▶ _WHAT TO WORK ON_:
You are to retype all of the data exactly as it appears.

▶ _MATERIALS PROVIDED_:
┄┄┄┄┄┄

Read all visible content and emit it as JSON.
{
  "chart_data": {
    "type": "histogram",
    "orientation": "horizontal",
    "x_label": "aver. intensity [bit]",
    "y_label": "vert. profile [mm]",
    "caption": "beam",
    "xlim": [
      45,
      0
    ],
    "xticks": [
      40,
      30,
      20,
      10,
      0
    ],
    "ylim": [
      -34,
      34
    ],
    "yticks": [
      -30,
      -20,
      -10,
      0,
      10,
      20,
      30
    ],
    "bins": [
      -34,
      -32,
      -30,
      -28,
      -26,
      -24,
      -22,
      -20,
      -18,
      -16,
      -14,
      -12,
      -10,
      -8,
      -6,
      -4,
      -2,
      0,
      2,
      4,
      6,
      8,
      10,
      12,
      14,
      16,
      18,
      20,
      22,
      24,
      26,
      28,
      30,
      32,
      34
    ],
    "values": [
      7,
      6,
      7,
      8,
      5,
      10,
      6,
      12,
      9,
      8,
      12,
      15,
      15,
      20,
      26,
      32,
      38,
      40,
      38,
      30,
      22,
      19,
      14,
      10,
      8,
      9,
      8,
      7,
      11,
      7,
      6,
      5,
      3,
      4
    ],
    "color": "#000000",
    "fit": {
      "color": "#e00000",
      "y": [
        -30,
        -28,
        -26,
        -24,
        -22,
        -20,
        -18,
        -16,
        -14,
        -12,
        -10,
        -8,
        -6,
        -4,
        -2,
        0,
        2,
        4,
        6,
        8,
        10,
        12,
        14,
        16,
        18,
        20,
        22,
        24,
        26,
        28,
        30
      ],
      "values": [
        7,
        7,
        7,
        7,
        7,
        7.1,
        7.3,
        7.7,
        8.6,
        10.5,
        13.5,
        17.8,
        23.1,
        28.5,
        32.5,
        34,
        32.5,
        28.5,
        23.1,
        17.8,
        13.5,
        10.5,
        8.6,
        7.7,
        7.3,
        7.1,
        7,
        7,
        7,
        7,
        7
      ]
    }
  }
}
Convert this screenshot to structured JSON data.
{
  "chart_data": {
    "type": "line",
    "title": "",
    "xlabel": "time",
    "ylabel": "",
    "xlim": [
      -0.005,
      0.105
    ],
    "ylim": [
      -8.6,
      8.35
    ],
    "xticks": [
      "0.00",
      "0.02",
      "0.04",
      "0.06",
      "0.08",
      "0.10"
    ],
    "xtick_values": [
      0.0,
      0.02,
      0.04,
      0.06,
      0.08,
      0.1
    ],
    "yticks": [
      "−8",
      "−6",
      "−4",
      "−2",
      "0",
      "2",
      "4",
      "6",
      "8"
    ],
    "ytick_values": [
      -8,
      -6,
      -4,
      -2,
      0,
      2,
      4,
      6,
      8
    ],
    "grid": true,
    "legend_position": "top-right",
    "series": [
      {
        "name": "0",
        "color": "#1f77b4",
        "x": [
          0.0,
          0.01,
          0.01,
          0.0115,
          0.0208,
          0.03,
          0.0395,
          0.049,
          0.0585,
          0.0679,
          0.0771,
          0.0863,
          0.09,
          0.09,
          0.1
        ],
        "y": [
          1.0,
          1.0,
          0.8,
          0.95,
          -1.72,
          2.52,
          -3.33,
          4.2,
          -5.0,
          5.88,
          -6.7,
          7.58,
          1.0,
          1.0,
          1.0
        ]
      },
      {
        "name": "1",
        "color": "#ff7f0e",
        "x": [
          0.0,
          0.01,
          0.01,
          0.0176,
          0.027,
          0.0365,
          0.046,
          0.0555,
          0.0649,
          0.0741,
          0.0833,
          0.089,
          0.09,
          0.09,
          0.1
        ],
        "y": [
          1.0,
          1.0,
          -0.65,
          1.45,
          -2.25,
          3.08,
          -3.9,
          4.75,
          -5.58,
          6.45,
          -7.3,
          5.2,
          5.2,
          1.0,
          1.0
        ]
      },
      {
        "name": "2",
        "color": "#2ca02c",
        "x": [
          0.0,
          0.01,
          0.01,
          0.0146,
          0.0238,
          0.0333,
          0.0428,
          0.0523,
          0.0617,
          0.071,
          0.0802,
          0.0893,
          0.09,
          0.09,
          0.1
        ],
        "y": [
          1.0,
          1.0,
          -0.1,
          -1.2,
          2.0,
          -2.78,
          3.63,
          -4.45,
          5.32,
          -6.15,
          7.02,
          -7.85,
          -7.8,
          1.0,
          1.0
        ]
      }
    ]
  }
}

┄┄┄┄┄┄

▶ _RESPONSE_:
Read all visible content and emit it as JSON.
{
  "chart_data": {
    "type": "histogram",
    "orientation": "horizontal",
    "x_label": "aver. intensity [bit]",
    "y_label": "vert. profile [mm]",
    "caption": "beam",
    "xlim": [
      45,
      0
    ],
    "xticks": [
      40,
      30,
      20,
      10,
      0
    ],
    "ylim": [
      -34,
      34
    ],
    "yticks": [
      -30,
      -20,
      -10,
      0,
      10,
      20,
      30
    ],
    "bins": [
      -34,
      -32,
      -30,
      -28,
      -26,
      -24,
      -22,
      -20,
      -18,
      -16,
      -14,
      -12,
      -10,
      -8,
      -6,
      -4,
      -2,
      0,
      2,
      4,
      6,
      8,
      10,
      12,
      14,
      16,
      18,
      20,
      22,
      24,
      26,
      28,
      30,
      32,
      34
    ],
    "values": [
      7,
      6,
      7,
      8,
      5,
      10,
      6,
      12,
      9,
      8,
      12,
      15,
      15,
      20,
      26,
      32,
      38,
      40,
      38,
      30,
      22,
      19,
      14,
      10,
      8,
      9,
      8,
      7,
      11,
      7,
      6,
      5,
      3,
      4
    ],
    "color": "#000000",
    "fit": {
      "color": "#e00000",
      "y": [
        -30,
        -28,
        -26,
        -24,
        -22,
        -20,
        -18,
        -16,
        -14,
        -12,
        -10,
        -8,
        -6,
        -4,
        -2,
        0,
        2,
        4,
        6,
        8,
        10,
        12,
        14,
        16,
        18,
        20,
        22,
        24,
        26,
        28,
        30
      ],
      "values": [
        7,
        7,
        7,
        7,
        7,
        7.1,
        7.3,
        7.7,
        8.6,
        10.5,
        13.5,
        17.8,
        23.1,
        28.5,
        32.5,
        34,
        32.5,
        28.5,
        23.1,
        17.8,
        13.5,
        10.5,
        8.6,
        7.7,
        7.3,
        7.1,
        7,
        7,
        7,
        7,
        7
      ]
    }
  }
}
Convert this screenshot to structured JSON data.
{
  "chart_data": {
    "type": "line",
    "title": "",
    "xlabel": "time",
    "ylabel": "",
    "xlim": [
      -0.005,
      0.105
    ],
    "ylim": [
      -8.6,
      8.35
    ],
    "xticks": [
      "0.00",
      "0.02",
      "0.04",
      "0.06",
      "0.08",
      "0.10"
    ],
    "xtick_values": [
      0.0,
      0.02,
      0.04,
      0.06,
      0.08,
      0.1
    ],
    "yticks": [
      "−8",
      "−6",
      "−4",
      "−2",
      "0",
      "2",
      "4",
      "6",
      "8"
    ],
    "ytick_values": [
      -8,
      -6,
      -4,
      -2,
      0,
      2,
      4,
      6,
      8
    ],
    "grid": true,
    "legend_position": "top-right",
    "series": [
      {
        "name": "0",
        "color": "#1f77b4",
        "x": [
          0.0,
          0.01,
          0.01,
          0.0115,
          0.0208,
          0.03,
          0.0395,
          0.049,
          0.0585,
          0.0679,
          0.0771,
          0.0863,
          0.09,
          0.09,
          0.1
        ],
        "y": [
          1.0,
          1.0,
          0.8,
          0.95,
          -1.72,
          2.52,
          -3.33,
          4.2,
          -5.0,
          5.88,
          -6.7,
          7.58,
          1.0,
          1.0,
          1.0
        ]
      },
      {
        "name": "1",
        "color": "#ff7f0e",
        "x": [
          0.0,
          0.01,
          0.01,
          0.0176,
          0.027,
          0.0365,
          0.046,
          0.0555,
          0.0649,
          0.0741,
          0.0833,
          0.089,
          0.09,
          0.09,
          0.1
        ],
        "y": [
          1.0,
          1.0,
          -0.65,
          1.45,
          -2.25,
          3.08,
          -3.9,
          4.75,
          -5.58,
          6.45,
          -7.3,
          5.2,
          5.2,
          1.0,
          1.0
        ]
      },
      {
        "name": "2",
        "color": "#2ca02c",
        "x": [
          0.0,
          0.01,
          0.01,
          0.0146,
          0.0238,
          0.0333,
          0.0428,
          0.0523,
          0.0617,
          0.071,
          0.0802,
          0.0893,
          0.09,
          0.09,
          0.1
        ],
        "y": [
          1.0,
          1.0,
          -0.1,
          -1.2,
          2.0,
          -2.78,
          3.63,
          -4.45,
          5.32,
          -6.15,
          7.02,
          -7.85,
          -7.8,
          1.0,
          1.0
        ]
      }
    ]
  }
}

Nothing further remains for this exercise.